INPUT:
########

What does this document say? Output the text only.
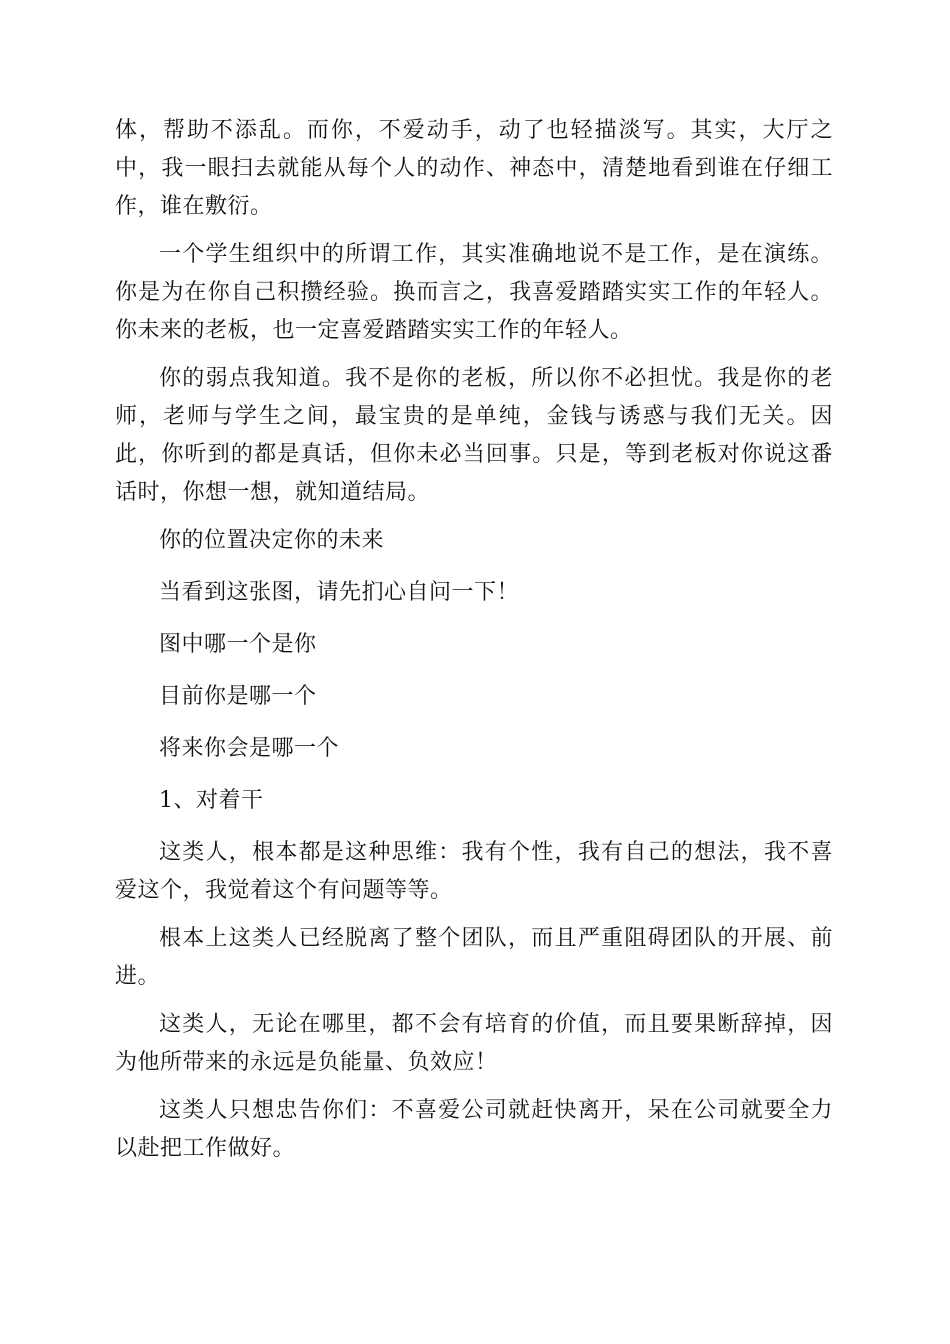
体，帮助不添乱。而你，不爱动手，动了也轻描淡写。其实，大厅之中，我一眼扫去就能从每个人的动作、神态中，清楚地看到谁在仔细工作，谁在敷衍。

一个学生组织中的所谓工作，其实准确地说不是工作，是在演练。你是为在你自己积攒经验。换而言之，我喜爱踏踏实实工作的年轻人。你未来的老板，也一定喜爱踏踏实实工作的年轻人。

你的弱点我知道。我不是你的老板，所以你不必担忧。我是你的老师，老师与学生之间，最宝贵的是单纯，金钱与诱惑与我们无关。因此，你听到的都是真话，但你未必当回事。只是，等到老板对你说这番话时，你想一想，就知道结局。

你的位置决定你的未来

当看到这张图，请先扪心自问一下！

图中哪一个是你

目前你是哪一个

将来你会是哪一个

1、对着干

这类人，根本都是这种思维：我有个性，我有自己的想法，我不喜爱这个，我觉着这个有问题等等。

根本上这类人已经脱离了整个团队，而且严重阻碍团队的开展、前进。

这类人，无论在哪里，都不会有培育的价值，而且要果断辞掉，因为他所带来的永远是负能量、负效应！

这类人只想忠告你们：不喜爱公司就赶快离开，呆在公司就要全力以赴把工作做好。
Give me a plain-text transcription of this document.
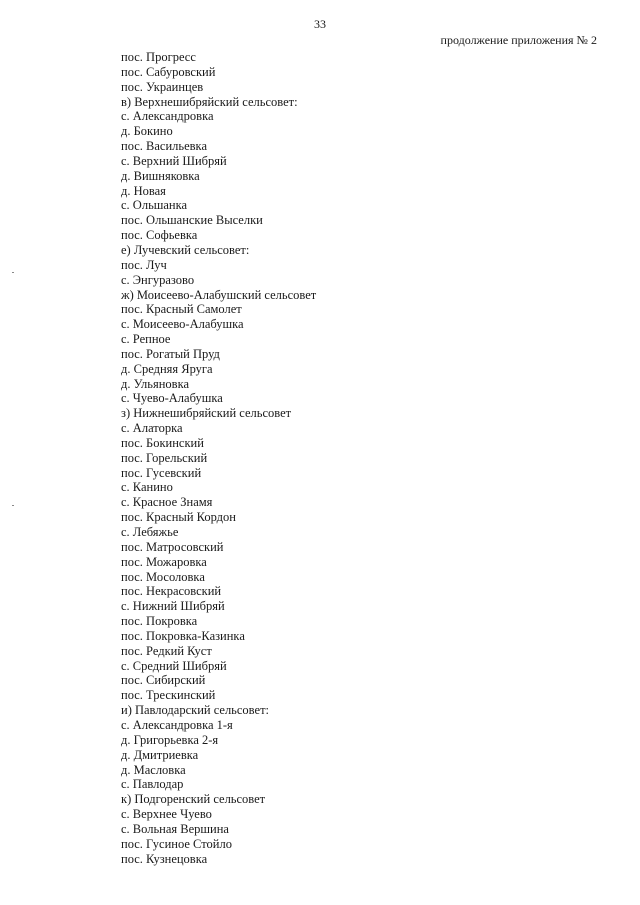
33
продолжение приложения № 2
пос. Прогресс
пос. Сабуровский
пос. Украинцев
в) Верхнешибряйский сельсовет:
с. Александровка
д. Бокино
пос. Васильевка
с. Верхний Шибряй
д. Вишняковка
д. Новая
с. Ольшанка
пос. Ольшанские Выселки
пос. Софьевка
е) Лучевский сельсовет:
пос. Луч
с. Энгуразово
ж) Моисеево-Алабушский сельсовет
пос. Красный Самолет
с. Моисеево-Алабушка
с. Репное
пос. Рогатый Пруд
д. Средняя Яруга
д. Ульяновка
с. Чуево-Алабушка
з) Нижнешибряйский сельсовет
с. Алаторка
пос. Бокинский
пос. Горельский
пос. Гусевский
с. Канино
с. Красное Знамя
пос. Красный Кордон
с. Лебяжье
пос. Матросовский
пос. Можаровка
пос. Мосоловка
пос. Некрасовский
с. Нижний Шибряй
пос. Покровка
пос. Покровка-Казинка
пос. Редкий Куст
с. Средний Шибряй
пос. Сибирский
пос. Трескинский
и) Павлодарский сельсовет:
с. Александровка 1-я
д. Григорьевка 2-я
д. Дмитриевка
д. Масловка
с. Павлодар
к) Подгоренский сельсовет
с. Верхнее Чуево
с. Вольная Вершина
пос. Гусиное Стойло
пос. Кузнецовка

########

TASK BRIEF: Drop the pictures, then reproduce exactly the lines from the one with "Give me a plain-text" through the final line of the listing.

TASK RESPONSE:
Give me a plain-text transcription of this document.
33
продолжение приложения № 2
пос. Прогресс
пос. Сабуровский
пос. Украинцев
в) Верхнешибряйский сельсовет:
с. Александровка
д. Бокино
пос. Васильевка
с. Верхний Шибряй
д. Вишняковка
д. Новая
с. Ольшанка
пос. Ольшанские Выселки
пос. Софьевка
е) Лучевский сельсовет:
пос. Луч
с. Энгуразово
ж) Моисеево-Алабушский сельсовет
пос. Красный Самолет
с. Моисеево-Алабушка
с. Репное
пос. Рогатый Пруд
д. Средняя Яруга
д. Ульяновка
с. Чуево-Алабушка
з) Нижнешибряйский сельсовет
с. Алаторка
пос. Бокинский
пос. Горельский
пос. Гусевский
с. Канино
с. Красное Знамя
пос. Красный Кордон
с. Лебяжье
пос. Матросовский
пос. Можаровка
пос. Мосоловка
пос. Некрасовский
с. Нижний Шибряй
пос. Покровка
пос. Покровка-Казинка
пос. Редкий Куст
с. Средний Шибряй
пос. Сибирский
пос. Трескинский
и) Павлодарский сельсовет:
с. Александровка 1-я
д. Григорьевка 2-я
д. Дмитриевка
д. Масловка
с. Павлодар
к) Подгоренский сельсовет
с. Верхнее Чуево
с. Вольная Вершина
пос. Гусиное Стойло
пос. Кузнецовка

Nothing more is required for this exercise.